(Layout element entries)

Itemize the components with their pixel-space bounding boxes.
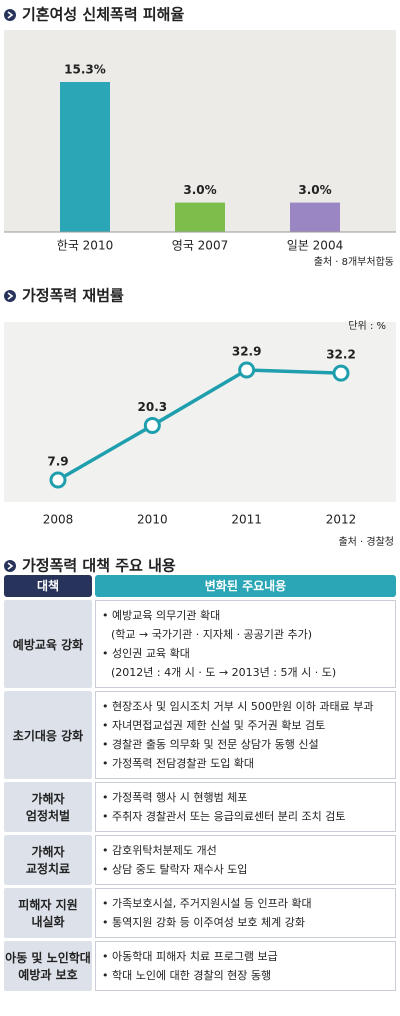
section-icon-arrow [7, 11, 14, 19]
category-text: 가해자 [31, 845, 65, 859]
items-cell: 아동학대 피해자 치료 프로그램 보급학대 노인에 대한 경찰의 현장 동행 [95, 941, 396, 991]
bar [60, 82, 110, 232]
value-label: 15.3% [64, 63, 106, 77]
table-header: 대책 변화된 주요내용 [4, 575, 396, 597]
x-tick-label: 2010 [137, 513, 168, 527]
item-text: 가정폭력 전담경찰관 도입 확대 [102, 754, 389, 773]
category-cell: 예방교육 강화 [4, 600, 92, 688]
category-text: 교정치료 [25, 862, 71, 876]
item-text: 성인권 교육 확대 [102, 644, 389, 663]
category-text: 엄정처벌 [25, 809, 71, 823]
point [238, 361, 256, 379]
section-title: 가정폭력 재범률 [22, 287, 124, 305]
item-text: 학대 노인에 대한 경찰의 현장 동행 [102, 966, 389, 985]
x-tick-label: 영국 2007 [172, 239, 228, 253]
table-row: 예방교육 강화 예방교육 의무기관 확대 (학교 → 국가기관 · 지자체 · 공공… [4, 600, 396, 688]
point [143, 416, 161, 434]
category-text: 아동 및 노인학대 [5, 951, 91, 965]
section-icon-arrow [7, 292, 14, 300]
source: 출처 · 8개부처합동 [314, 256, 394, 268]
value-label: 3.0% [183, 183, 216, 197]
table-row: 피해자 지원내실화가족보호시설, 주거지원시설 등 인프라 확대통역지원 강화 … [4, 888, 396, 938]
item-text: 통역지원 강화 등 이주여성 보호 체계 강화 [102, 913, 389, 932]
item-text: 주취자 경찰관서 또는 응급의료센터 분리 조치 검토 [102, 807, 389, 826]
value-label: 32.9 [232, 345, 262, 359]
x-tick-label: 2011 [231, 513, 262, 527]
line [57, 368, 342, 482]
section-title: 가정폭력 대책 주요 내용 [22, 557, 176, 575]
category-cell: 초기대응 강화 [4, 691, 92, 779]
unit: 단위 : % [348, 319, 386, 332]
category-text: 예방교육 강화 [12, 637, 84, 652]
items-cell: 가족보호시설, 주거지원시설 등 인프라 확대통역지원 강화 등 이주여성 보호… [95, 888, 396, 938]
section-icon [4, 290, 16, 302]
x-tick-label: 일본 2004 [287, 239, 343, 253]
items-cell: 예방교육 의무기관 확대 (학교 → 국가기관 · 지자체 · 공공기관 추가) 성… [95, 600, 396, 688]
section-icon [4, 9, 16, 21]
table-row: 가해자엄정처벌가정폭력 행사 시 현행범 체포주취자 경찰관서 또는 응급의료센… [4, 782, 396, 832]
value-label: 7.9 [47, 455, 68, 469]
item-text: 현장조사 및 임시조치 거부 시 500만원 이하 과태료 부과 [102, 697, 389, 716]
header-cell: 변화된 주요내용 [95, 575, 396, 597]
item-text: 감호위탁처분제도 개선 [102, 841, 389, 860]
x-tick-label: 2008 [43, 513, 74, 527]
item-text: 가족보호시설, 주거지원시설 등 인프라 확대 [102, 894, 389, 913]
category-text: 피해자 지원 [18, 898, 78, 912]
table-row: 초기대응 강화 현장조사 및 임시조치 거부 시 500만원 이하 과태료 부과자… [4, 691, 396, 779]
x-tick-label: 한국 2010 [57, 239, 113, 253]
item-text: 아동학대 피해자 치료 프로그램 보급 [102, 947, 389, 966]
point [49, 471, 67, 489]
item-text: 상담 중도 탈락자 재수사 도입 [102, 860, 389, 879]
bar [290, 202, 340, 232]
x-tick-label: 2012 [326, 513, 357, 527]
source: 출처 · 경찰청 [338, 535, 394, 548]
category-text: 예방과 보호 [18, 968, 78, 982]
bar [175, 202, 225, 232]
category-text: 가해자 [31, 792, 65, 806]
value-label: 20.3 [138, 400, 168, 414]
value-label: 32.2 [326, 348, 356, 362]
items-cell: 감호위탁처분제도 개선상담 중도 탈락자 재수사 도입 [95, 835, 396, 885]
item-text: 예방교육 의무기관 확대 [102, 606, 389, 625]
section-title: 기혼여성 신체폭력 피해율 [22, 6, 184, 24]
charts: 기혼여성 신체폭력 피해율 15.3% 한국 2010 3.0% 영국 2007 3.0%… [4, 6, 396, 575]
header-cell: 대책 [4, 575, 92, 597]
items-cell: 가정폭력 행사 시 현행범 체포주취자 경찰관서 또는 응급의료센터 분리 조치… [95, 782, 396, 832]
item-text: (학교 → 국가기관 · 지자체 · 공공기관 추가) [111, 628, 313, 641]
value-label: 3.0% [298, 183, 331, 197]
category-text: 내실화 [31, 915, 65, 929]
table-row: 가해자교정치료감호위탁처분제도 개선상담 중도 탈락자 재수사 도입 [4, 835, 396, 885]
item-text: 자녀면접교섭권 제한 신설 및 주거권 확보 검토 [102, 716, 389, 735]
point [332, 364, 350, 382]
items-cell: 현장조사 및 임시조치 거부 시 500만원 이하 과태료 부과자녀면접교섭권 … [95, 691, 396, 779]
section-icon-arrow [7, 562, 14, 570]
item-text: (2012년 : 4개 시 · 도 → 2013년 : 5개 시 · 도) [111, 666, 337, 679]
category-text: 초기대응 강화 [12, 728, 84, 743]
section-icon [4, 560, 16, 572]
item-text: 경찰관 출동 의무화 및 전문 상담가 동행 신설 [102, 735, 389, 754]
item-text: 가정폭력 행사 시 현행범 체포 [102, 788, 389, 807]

...

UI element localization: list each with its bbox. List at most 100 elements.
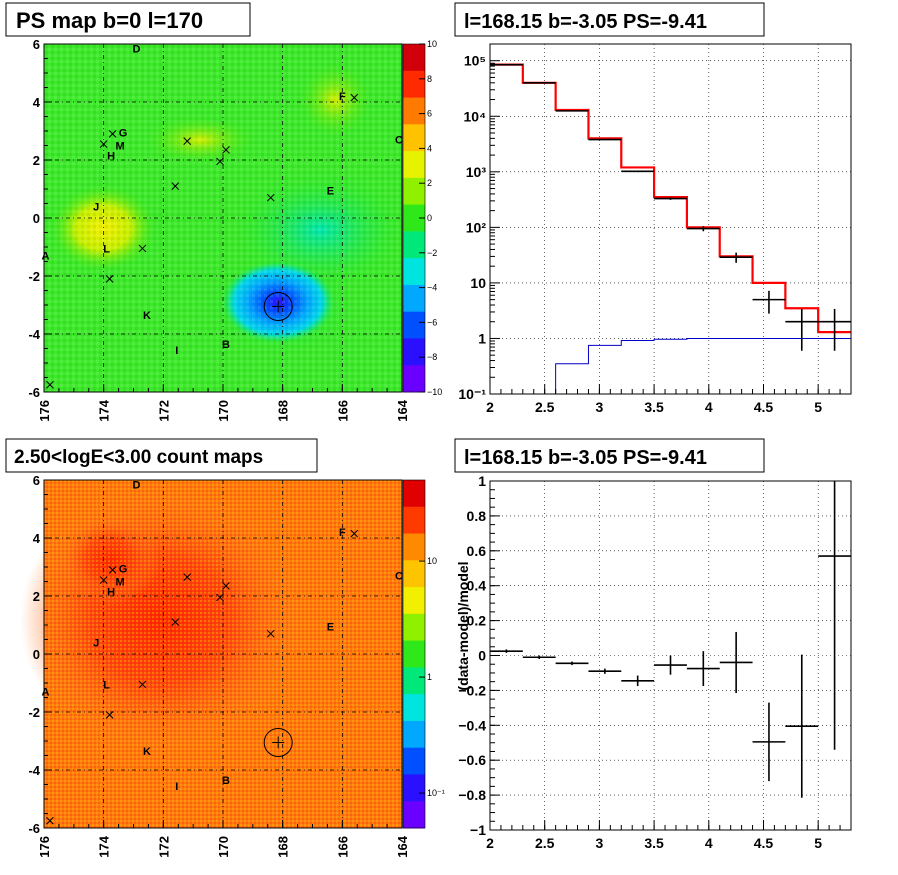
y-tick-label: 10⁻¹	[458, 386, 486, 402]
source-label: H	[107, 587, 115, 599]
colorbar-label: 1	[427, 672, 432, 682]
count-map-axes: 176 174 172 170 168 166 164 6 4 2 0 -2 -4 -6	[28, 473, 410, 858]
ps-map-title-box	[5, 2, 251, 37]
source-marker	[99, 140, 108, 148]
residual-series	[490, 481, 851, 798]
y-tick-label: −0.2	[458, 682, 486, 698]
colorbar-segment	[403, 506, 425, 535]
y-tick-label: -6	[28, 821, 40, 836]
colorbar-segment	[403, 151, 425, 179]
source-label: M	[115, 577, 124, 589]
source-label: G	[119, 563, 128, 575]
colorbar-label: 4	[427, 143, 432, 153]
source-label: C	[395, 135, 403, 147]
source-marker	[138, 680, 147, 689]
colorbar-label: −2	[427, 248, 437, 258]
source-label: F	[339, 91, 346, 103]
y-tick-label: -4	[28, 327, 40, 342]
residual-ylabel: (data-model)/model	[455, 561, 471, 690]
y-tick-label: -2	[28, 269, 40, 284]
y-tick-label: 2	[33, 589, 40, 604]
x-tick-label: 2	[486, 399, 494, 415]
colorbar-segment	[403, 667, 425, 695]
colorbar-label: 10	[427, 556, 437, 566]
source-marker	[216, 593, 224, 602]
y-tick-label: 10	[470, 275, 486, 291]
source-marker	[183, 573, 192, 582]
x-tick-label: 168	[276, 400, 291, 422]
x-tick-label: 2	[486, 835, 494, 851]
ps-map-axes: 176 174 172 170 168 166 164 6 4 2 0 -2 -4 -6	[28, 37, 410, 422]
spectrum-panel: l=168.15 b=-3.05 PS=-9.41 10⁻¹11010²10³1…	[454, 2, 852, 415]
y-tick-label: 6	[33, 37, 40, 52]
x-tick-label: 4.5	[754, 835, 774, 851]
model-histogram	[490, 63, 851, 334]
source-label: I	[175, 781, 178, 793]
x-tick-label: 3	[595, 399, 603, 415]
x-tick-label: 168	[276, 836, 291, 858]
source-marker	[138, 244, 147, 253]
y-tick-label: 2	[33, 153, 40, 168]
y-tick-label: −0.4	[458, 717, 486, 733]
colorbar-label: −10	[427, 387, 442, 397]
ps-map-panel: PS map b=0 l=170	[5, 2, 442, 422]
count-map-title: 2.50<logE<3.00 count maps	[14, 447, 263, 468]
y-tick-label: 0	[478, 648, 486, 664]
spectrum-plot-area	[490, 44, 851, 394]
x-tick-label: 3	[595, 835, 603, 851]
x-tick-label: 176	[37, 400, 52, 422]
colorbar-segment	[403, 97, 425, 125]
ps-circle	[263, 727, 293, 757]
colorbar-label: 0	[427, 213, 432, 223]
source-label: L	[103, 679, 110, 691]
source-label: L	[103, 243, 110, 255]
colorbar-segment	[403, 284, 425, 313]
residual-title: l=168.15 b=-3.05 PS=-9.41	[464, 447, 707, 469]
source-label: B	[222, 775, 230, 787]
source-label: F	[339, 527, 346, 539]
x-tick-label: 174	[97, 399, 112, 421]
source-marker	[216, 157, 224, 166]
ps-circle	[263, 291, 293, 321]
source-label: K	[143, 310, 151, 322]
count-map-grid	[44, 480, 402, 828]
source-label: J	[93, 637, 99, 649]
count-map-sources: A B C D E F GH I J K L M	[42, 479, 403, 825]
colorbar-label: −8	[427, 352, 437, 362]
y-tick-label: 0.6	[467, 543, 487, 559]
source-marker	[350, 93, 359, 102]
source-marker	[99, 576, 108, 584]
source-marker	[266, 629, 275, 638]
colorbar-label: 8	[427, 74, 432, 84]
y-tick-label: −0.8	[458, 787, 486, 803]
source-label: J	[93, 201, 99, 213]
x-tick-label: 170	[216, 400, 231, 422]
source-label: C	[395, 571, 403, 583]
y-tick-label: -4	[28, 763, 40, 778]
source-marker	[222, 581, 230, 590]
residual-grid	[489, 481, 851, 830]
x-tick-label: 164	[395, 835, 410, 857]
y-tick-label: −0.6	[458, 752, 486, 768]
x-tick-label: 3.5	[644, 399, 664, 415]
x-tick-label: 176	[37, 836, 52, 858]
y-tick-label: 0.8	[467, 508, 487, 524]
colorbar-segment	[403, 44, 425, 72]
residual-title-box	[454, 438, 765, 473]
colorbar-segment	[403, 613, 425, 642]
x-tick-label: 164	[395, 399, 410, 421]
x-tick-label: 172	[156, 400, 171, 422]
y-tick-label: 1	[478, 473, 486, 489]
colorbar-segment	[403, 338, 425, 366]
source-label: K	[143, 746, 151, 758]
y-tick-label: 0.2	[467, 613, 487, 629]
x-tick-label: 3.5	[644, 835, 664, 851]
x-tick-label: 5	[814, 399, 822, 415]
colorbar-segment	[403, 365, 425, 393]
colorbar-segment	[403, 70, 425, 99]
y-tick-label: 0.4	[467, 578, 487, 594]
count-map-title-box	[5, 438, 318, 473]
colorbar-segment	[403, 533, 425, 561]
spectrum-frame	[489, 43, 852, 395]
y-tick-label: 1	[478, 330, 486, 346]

## DIRECTION
Reproduce the records from the line with "section-icon-arrow [7, 11, 14, 19]" to the line with "item-text: 주취자 경찰관서", replacing "x-tick-label" with "x-axis-label" and leaving everything else unchanged. Return only those lines.

## ANSWER TO THIS PROBLEM
section-icon-arrow [7, 11, 14, 19]
category-text: 가해자 [31, 845, 65, 859]
items-cell: 아동학대 피해자 치료 프로그램 보급학대 노인에 대한 경찰의 현장 동행 [95, 941, 396, 991]
bar [60, 82, 110, 232]
value-label: 15.3% [64, 63, 106, 77]
table-header: 대책 변화된 주요내용 [4, 575, 396, 597]
x-axis-label: 2010 [137, 513, 168, 527]
item-text: 가정폭력 전담경찰관 도입 확대 [102, 754, 389, 773]
category-cell: 예방교육 강화 [4, 600, 92, 688]
category-text: 교정치료 [25, 862, 71, 876]
item-text: 성인권 교육 확대 [102, 644, 389, 663]
category-text: 엄정처벌 [25, 809, 71, 823]
point [238, 361, 256, 379]
section-title: 가정폭력 재범률 [22, 287, 124, 305]
item-text: 학대 노인에 대한 경찰의 현장 동행 [102, 966, 389, 985]
x-axis-label: 영국 2007 [172, 239, 228, 253]
table-row: 예방교육 강화 예방교육 의무기관 확대 (학교 → 국가기관 · 지자체 · 공공… [4, 600, 396, 688]
point [143, 416, 161, 434]
category-text: 아동 및 노인학대 [5, 951, 91, 965]
section-icon-arrow [7, 292, 14, 300]
source: 출처 · 8개부처합동 [314, 256, 394, 268]
value-label: 3.0% [183, 183, 216, 197]
table-row: 피해자 지원내실화가족보호시설, 주거지원시설 등 인프라 확대통역지원 강화 … [4, 888, 396, 938]
item-text: 통역지원 강화 등 이주여성 보호 체계 강화 [102, 913, 389, 932]
item-text: 주취자 경찰관서 또는 응급의료센터 분리 조치 검토 [102, 807, 389, 826]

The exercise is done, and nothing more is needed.